* Your goal
Can you transcribe every line exactly and leave the pictures behind?

* Extracted data
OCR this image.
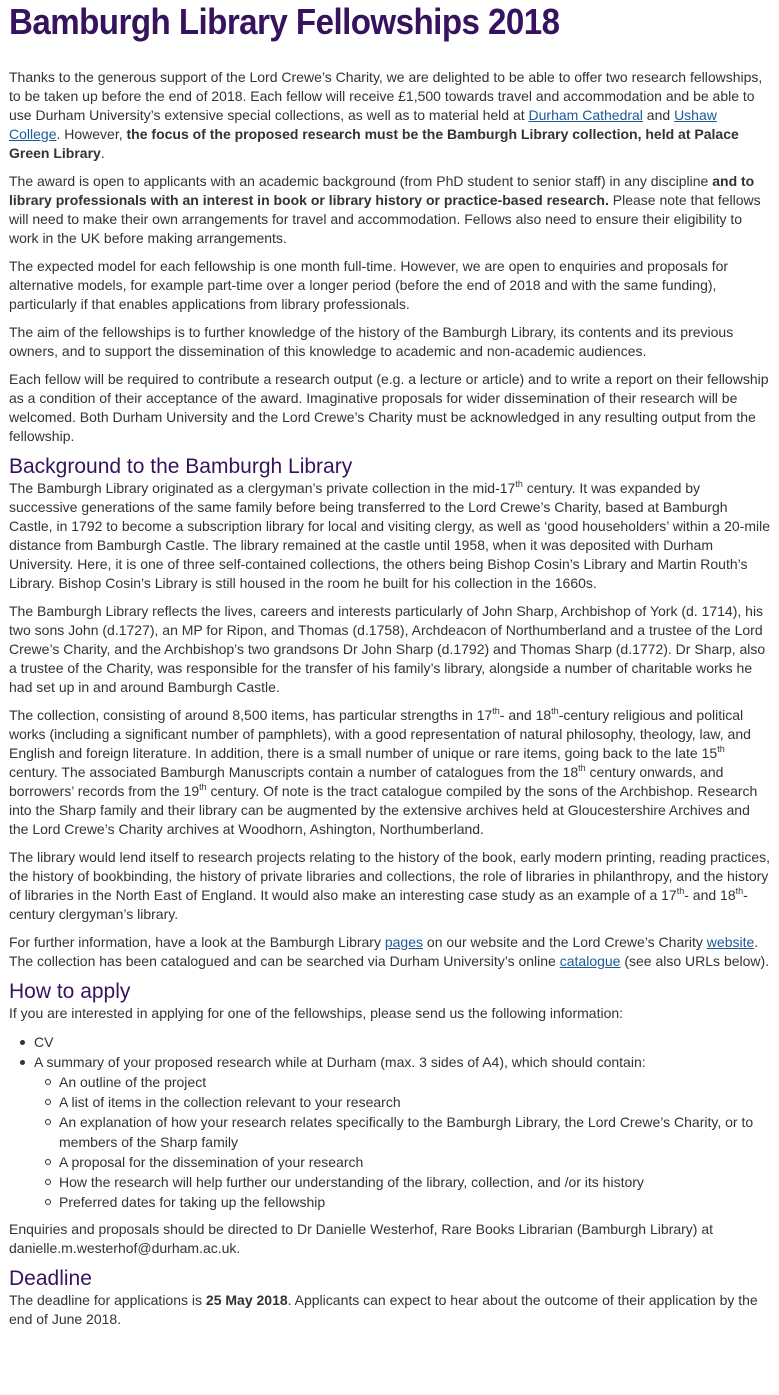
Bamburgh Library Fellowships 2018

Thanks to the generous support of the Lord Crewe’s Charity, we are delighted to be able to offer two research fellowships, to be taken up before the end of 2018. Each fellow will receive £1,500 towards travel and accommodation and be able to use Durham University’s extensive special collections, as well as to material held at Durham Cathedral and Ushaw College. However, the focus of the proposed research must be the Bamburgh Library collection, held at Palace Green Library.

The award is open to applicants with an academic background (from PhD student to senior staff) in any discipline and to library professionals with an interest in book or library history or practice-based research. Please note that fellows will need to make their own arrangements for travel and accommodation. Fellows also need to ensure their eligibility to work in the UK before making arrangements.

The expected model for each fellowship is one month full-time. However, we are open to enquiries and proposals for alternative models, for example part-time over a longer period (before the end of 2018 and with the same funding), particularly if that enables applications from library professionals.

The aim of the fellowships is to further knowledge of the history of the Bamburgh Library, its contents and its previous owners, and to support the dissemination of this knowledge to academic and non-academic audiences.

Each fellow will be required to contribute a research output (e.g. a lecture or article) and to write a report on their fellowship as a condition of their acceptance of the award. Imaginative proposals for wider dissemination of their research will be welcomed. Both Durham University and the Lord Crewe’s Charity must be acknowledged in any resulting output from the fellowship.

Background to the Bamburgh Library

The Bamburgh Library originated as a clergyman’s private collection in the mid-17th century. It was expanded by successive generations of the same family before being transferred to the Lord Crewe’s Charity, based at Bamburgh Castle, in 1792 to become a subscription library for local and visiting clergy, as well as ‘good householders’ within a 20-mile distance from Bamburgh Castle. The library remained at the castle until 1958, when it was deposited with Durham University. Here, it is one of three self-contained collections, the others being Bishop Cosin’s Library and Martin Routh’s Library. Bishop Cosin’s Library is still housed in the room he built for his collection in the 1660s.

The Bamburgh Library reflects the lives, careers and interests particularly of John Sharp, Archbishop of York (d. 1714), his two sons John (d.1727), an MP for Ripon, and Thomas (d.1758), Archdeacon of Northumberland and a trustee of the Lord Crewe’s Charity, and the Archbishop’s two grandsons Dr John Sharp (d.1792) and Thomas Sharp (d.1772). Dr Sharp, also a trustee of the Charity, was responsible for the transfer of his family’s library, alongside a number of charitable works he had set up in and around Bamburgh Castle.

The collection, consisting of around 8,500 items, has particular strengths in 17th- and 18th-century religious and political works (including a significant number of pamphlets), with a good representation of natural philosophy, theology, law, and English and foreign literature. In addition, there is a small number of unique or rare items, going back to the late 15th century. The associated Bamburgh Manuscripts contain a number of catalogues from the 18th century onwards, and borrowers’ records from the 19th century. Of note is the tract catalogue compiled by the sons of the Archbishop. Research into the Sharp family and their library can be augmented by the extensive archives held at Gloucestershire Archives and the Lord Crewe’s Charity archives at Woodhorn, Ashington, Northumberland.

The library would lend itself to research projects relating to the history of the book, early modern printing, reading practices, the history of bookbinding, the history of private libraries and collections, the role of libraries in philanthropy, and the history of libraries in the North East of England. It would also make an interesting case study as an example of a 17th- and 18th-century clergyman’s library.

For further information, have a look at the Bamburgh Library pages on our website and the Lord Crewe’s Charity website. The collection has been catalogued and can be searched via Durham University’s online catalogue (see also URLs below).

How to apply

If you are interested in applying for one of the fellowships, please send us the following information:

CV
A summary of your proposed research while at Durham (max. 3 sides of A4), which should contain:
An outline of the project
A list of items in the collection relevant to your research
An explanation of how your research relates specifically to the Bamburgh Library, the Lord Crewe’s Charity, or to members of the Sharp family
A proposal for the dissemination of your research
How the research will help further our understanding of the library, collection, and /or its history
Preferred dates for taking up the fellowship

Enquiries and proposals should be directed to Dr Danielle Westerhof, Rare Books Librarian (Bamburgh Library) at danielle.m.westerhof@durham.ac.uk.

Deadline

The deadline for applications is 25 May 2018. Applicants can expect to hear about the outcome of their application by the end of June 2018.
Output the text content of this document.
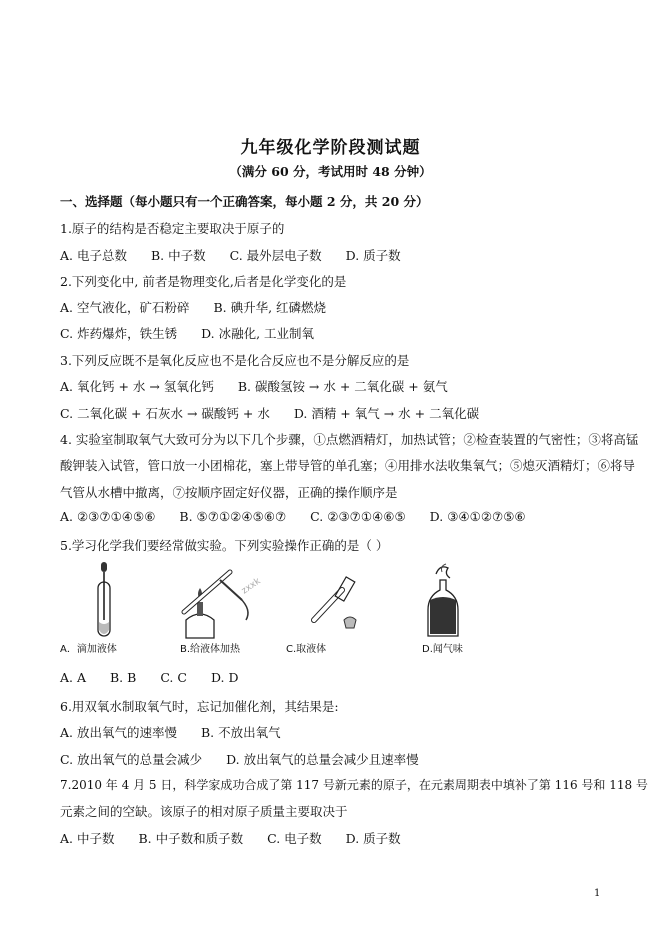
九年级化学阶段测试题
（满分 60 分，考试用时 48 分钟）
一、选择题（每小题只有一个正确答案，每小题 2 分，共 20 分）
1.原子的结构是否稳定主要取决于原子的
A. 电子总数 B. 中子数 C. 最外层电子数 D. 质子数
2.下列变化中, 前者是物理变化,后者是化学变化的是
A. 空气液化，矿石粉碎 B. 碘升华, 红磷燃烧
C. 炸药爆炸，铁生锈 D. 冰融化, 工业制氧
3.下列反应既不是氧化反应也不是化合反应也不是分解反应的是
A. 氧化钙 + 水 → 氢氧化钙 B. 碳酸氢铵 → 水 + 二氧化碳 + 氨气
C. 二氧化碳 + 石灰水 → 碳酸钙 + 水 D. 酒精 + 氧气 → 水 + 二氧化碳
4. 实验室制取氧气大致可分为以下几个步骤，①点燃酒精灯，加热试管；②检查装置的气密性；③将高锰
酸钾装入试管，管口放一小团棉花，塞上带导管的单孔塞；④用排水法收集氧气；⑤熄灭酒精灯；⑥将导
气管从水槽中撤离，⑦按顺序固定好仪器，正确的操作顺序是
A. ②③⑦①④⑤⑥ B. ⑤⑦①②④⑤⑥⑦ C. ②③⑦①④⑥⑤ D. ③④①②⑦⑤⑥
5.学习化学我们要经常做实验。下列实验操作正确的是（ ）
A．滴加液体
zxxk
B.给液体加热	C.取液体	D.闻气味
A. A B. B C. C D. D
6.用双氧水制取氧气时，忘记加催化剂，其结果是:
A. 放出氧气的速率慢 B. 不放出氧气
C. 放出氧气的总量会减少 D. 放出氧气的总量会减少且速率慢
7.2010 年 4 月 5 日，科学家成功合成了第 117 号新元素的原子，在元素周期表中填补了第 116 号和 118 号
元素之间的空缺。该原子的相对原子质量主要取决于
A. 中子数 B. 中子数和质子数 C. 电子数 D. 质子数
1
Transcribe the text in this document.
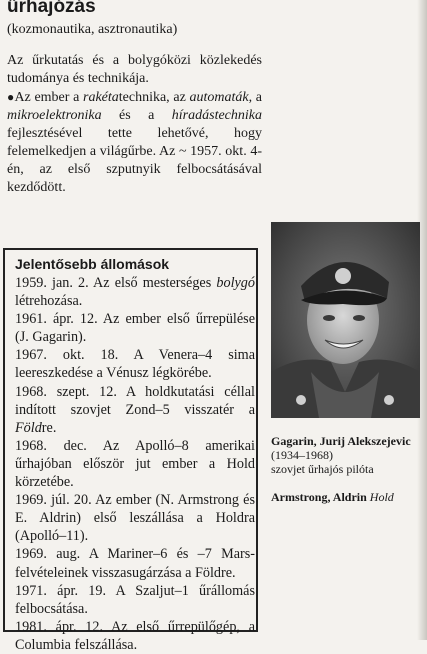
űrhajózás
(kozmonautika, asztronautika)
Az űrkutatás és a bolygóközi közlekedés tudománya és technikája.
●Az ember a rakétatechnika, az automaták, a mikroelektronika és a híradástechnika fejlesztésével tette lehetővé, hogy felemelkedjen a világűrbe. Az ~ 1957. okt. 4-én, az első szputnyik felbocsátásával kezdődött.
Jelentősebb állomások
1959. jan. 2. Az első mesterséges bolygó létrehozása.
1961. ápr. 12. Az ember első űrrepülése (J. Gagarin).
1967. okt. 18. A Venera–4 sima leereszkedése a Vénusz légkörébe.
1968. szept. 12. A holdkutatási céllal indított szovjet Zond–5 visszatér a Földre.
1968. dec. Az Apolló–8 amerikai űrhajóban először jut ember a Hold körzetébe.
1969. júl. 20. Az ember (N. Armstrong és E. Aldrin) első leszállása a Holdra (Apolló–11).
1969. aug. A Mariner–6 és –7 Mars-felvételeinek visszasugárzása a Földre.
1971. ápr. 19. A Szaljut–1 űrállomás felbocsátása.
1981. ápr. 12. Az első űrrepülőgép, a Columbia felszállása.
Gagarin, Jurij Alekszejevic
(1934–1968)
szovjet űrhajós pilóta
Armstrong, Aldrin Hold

* Exercise result
OCR this image.
Bamburgh Library Fellowships 2018

Thanks to the generous support of the Lord Crewe’s Charity, we are delighted to be able to offer two research fellowships, to be taken up before the end of 2018. Each fellow will receive £1,500 towards travel and accommodation and be able to use Durham University’s extensive special collections, as well as to material held at Durham Cathedral and Ushaw College. However, the focus of the proposed research must be the Bamburgh Library collection, held at Palace Green Library.

The award is open to applicants with an academic background (from PhD student to senior staff) in any discipline and to library professionals with an interest in book or library history or practice-based research. Please note that fellows will need to make their own arrangements for travel and accommodation. Fellows also need to ensure their eligibility to work in the UK before making arrangements.

The expected model for each fellowship is one month full-time. However, we are open to enquiries and proposals for alternative models, for example part-time over a longer period (before the end of 2018 and with the same funding), particularly if that enables applications from library professionals.

The aim of the fellowships is to further knowledge of the history of the Bamburgh Library, its contents and its previous owners, and to support the dissemination of this knowledge to academic and non-academic audiences.

Each fellow will be required to contribute a research output (e.g. a lecture or article) and to write a report on their fellowship as a condition of their acceptance of the award. Imaginative proposals for wider dissemination of their research will be welcomed. Both Durham University and the Lord Crewe’s Charity must be acknowledged in any resulting output from the fellowship.

Background to the Bamburgh Library

The Bamburgh Library originated as a clergyman’s private collection in the mid-17th century. It was expanded by successive generations of the same family before being transferred to the Lord Crewe’s Charity, based at Bamburgh Castle, in 1792 to become a subscription library for local and visiting clergy, as well as ‘good householders’ within a 20-mile distance from Bamburgh Castle. The library remained at the castle until 1958, when it was deposited with Durham University. Here, it is one of three self-contained collections, the others being Bishop Cosin’s Library and Martin Routh’s Library. Bishop Cosin’s Library is still housed in the room he built for his collection in the 1660s.

The Bamburgh Library reflects the lives, careers and interests particularly of John Sharp, Archbishop of York (d. 1714), his two sons John (d.1727), an MP for Ripon, and Thomas (d.1758), Archdeacon of Northumberland and a trustee of the Lord Crewe’s Charity, and the Archbishop’s two grandsons Dr John Sharp (d.1792) and Thomas Sharp (d.1772). Dr Sharp, also a trustee of the Charity, was responsible for the transfer of his family’s library, alongside a number of charitable works he had set up in and around Bamburgh Castle.

The collection, consisting of around 8,500 items, has particular strengths in 17th- and 18th-century religious and political works (including a significant number of pamphlets), with a good representation of natural philosophy, theology, law, and English and foreign literature. In addition, there is a small number of unique or rare items, going back to the late 15th century. The associated Bamburgh Manuscripts contain a number of catalogues from the 18th century onwards, and borrowers’ records from the 19th century. Of note is the tract catalogue compiled by the sons of the Archbishop. Research into the Sharp family and their library can be augmented by the extensive archives held at Gloucestershire Archives and the Lord Crewe’s Charity archives at Woodhorn, Ashington, Northumberland.

The library would lend itself to research projects relating to the history of the book, early modern printing, reading practices, the history of bookbinding, the history of private libraries and collections, the role of libraries in philanthropy, and the history of libraries in the North East of England. It would also make an interesting case study as an example of a 17th- and 18th-century clergyman’s library.

For further information, have a look at the Bamburgh Library pages on our website and the Lord Crewe’s Charity website. The collection has been catalogued and can be searched via Durham University’s online catalogue (see also URLs below).

How to apply

If you are interested in applying for one of the fellowships, please send us the following information:

CV
A summary of your proposed research while at Durham (max. 3 sides of A4), which should contain:
An outline of the project
A list of items in the collection relevant to your research
An explanation of how your research relates specifically to the Bamburgh Library, the Lord Crewe’s Charity, or to members of the Sharp family
A proposal for the dissemination of your research
How the research will help further our understanding of the library, collection, and /or its history
Preferred dates for taking up the fellowship

Enquiries and proposals should be directed to Dr Danielle Westerhof, Rare Books Librarian (Bamburgh Library) at danielle.m.westerhof@durham.ac.uk.

Deadline

The deadline for applications is 25 May 2018. Applicants can expect to hear about the outcome of their application by the end of June 2018.
Output the text content of this document.
九年级化学阶段测试题
（满分 60 分，考试用时 48 分钟）
一、选择题（每小题只有一个正确答案，每小题 2 分，共 20 分）
1.原子的结构是否稳定主要取决于原子的
A. 电子总数 B. 中子数 C. 最外层电子数 D. 质子数
2.下列变化中, 前者是物理变化,后者是化学变化的是
A. 空气液化，矿石粉碎 B. 碘升华, 红磷燃烧
C. 炸药爆炸，铁生锈 D. 冰融化, 工业制氧
3.下列反应既不是氧化反应也不是化合反应也不是分解反应的是
A. 氧化钙 + 水 → 氢氧化钙 B. 碳酸氢铵 → 水 + 二氧化碳 + 氨气
C. 二氧化碳 + 石灰水 → 碳酸钙 + 水 D. 酒精 + 氧气 → 水 + 二氧化碳
4. 实验室制取氧气大致可分为以下几个步骤，①点燃酒精灯，加热试管；②检查装置的气密性；③将高锰
酸钾装入试管，管口放一小团棉花，塞上带导管的单孔塞；④用排水法收集氧气；⑤熄灭酒精灯；⑥将导
气管从水槽中撤离，⑦按顺序固定好仪器，正确的操作顺序是
A. ②③⑦①④⑤⑥ B. ⑤⑦①②④⑤⑥⑦ C. ②③⑦①④⑥⑤ D. ③④①②⑦⑤⑥
5.学习化学我们要经常做实验。下列实验操作正确的是（ ）
A．滴加液体
zxxk
B.给液体加热	C.取液体	D.闻气味
A. A B. B C. C D. D
6.用双氧水制取氧气时，忘记加催化剂，其结果是:
A. 放出氧气的速率慢 B. 不放出氧气
C. 放出氧气的总量会减少 D. 放出氧气的总量会减少且速率慢
7.2010 年 4 月 5 日，科学家成功合成了第 117 号新元素的原子，在元素周期表中填补了第 116 号和 118 号
元素之间的空缺。该原子的相对原子质量主要取决于
A. 中子数 B. 中子数和质子数 C. 电子数 D. 质子数
1
Transcribe the text in this document.
űrhajózás
(kozmonautika, asztronautika)
Az űrkutatás és a bolygóközi közlekedés tudománya és technikája.
●Az ember a rakétatechnika, az automaták, a mikroelektronika és a híradástechnika fejlesztésével tette lehetővé, hogy felemelkedjen a világűrbe. Az ~ 1957. okt. 4-én, az első szputnyik felbocsátásával kezdődött.
Jelentősebb állomások
1959. jan. 2. Az első mesterséges bolygó létrehozása.
1961. ápr. 12. Az ember első űrrepülése (J. Gagarin).
1967. okt. 18. A Venera–4 sima leereszkedése a Vénusz légkörébe.
1968. szept. 12. A holdkutatási céllal indított szovjet Zond–5 visszatér a Földre.
1968. dec. Az Apolló–8 amerikai űrhajóban először jut ember a Hold körzetébe.
1969. júl. 20. Az ember (N. Armstrong és E. Aldrin) első leszállása a Holdra (Apolló–11).
1969. aug. A Mariner–6 és –7 Mars-felvételeinek visszasugárzása a Földre.
1971. ápr. 19. A Szaljut–1 űrállomás felbocsátása.
1981. ápr. 12. Az első űrrepülőgép, a Columbia felszállása.
Gagarin, Jurij Alekszejevic
(1934–1968)
szovjet űrhajós pilóta
Armstrong, Aldrin Hold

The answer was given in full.